Task description.
Where a line in the listing contains the string "plane", copy that line out.

==== Data for this task

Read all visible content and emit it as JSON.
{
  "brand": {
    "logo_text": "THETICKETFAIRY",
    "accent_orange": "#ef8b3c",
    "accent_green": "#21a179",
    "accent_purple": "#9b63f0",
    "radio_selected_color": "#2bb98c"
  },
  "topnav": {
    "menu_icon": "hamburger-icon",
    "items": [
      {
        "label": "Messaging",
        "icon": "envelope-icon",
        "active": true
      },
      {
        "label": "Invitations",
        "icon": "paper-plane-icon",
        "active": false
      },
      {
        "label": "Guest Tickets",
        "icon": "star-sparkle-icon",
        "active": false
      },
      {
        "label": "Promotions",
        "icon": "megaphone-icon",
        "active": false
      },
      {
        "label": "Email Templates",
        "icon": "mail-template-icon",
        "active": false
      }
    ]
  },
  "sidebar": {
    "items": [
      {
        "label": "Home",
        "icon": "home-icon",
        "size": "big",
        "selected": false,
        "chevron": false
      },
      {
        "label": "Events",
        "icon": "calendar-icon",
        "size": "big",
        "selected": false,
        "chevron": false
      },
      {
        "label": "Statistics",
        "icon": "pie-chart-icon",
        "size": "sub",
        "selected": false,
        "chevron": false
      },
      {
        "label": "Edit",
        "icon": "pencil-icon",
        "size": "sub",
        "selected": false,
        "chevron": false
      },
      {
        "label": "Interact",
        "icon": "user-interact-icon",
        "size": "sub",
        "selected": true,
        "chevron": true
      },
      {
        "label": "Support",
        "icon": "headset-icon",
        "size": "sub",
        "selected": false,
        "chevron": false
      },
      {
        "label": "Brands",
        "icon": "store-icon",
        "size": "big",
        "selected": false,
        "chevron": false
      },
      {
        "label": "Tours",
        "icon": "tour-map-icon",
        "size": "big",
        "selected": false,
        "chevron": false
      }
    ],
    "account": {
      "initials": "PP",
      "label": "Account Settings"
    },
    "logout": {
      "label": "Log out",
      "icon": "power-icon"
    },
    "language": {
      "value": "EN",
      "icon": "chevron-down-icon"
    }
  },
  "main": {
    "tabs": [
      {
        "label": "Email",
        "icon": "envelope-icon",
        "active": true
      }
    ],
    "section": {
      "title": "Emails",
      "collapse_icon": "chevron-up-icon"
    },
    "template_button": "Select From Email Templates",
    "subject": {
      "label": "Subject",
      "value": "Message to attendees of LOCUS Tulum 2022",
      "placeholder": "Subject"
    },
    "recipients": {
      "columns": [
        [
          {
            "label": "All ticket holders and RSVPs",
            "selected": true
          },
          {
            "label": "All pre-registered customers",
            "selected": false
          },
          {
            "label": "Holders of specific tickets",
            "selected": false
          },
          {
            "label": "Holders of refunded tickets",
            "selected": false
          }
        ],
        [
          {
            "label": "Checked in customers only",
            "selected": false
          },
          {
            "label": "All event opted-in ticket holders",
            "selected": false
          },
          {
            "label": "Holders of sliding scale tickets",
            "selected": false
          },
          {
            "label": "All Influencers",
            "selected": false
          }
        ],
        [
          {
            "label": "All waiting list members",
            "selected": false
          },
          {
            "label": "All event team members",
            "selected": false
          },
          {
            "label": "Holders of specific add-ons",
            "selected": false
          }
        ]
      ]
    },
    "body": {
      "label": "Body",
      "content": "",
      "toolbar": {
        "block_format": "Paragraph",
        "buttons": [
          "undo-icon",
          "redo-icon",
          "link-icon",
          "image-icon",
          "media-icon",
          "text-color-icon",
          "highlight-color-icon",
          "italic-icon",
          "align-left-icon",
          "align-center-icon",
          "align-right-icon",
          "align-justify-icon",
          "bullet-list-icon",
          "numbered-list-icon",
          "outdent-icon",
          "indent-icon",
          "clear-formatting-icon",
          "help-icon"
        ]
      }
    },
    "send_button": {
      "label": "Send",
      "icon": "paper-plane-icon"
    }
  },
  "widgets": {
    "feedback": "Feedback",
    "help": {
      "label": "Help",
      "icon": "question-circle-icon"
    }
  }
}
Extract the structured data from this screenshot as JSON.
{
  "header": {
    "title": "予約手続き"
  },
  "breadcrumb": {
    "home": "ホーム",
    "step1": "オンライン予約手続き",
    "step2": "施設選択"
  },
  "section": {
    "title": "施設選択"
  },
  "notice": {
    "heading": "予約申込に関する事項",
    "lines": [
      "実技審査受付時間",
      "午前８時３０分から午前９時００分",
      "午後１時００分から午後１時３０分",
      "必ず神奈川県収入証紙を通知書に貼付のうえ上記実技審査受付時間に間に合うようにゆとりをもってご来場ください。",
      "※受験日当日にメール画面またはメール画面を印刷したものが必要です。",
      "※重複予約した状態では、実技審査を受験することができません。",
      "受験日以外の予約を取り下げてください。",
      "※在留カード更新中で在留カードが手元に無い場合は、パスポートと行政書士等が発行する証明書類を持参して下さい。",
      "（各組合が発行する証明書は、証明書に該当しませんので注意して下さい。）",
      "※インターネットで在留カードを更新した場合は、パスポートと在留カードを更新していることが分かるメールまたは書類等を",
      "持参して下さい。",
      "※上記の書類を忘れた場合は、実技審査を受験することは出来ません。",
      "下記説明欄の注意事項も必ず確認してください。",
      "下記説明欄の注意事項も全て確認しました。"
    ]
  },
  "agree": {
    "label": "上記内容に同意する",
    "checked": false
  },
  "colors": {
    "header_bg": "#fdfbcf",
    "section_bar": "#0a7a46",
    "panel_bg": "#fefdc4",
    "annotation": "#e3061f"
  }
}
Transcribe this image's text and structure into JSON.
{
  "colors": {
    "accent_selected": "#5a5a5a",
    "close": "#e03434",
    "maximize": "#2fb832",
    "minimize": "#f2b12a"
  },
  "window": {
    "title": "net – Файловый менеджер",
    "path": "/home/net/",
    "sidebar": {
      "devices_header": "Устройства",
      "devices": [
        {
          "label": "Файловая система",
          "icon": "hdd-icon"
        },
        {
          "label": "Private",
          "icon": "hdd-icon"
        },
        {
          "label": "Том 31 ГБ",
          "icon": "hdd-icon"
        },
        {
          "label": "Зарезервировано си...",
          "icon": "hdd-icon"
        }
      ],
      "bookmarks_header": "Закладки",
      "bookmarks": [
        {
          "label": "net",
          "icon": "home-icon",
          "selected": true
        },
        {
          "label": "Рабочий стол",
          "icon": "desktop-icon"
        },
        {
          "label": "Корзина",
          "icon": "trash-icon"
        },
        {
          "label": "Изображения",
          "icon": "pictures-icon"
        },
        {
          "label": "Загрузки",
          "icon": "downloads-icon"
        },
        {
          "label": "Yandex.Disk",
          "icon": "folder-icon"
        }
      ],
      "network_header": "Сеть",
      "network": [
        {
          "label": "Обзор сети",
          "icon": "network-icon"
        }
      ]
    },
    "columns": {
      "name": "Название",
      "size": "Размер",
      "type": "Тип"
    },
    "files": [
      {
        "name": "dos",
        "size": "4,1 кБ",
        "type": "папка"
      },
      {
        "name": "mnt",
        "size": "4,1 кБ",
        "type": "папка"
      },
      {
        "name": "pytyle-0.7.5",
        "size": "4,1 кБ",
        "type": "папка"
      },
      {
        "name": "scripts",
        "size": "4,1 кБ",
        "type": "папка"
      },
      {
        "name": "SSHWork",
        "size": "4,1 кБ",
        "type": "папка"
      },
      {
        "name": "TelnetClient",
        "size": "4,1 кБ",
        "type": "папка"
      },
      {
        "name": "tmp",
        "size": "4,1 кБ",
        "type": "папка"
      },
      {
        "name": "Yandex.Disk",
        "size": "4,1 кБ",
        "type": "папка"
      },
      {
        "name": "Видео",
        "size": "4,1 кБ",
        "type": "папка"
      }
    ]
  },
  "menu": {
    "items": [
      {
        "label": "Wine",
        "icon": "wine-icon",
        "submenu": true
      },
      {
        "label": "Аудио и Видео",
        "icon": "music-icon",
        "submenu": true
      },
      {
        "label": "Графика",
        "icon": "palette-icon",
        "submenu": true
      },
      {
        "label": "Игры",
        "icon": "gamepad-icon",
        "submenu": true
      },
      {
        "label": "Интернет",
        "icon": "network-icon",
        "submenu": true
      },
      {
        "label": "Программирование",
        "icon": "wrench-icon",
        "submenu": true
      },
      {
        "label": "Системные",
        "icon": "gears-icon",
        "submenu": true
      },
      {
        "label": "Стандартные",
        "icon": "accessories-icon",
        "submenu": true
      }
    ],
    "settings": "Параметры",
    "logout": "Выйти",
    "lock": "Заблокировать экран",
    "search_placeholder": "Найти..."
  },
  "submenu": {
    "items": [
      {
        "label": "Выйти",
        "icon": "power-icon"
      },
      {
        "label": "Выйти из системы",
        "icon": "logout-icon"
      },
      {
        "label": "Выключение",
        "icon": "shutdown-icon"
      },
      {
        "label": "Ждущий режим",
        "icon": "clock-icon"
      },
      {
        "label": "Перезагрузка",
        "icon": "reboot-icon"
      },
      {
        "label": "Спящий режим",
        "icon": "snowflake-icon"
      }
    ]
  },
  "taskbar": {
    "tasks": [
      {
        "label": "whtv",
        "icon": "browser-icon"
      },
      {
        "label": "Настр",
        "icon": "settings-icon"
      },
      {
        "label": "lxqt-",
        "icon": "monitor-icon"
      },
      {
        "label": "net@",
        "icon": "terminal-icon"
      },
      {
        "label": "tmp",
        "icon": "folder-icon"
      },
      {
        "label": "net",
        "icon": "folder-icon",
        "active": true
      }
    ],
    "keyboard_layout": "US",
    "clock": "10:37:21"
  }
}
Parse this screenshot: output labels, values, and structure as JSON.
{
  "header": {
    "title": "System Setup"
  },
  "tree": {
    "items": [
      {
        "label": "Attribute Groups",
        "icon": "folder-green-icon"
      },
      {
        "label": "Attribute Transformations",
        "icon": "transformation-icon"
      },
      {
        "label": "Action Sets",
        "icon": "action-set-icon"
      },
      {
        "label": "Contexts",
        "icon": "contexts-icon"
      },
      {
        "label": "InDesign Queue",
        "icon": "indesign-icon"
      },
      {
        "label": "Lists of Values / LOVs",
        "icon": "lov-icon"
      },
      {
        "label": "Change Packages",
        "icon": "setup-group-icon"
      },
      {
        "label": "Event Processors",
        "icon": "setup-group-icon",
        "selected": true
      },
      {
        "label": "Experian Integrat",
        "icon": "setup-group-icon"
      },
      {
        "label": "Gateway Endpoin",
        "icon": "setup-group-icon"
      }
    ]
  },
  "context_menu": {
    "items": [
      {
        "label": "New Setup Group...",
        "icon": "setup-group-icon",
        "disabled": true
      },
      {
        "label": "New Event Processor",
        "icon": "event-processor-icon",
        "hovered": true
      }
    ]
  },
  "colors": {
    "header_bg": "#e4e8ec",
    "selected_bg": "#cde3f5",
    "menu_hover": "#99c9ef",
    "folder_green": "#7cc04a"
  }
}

========

Completed exercise.
        "icon": "paper-plane-icon",
      "icon": "paper-plane-icon"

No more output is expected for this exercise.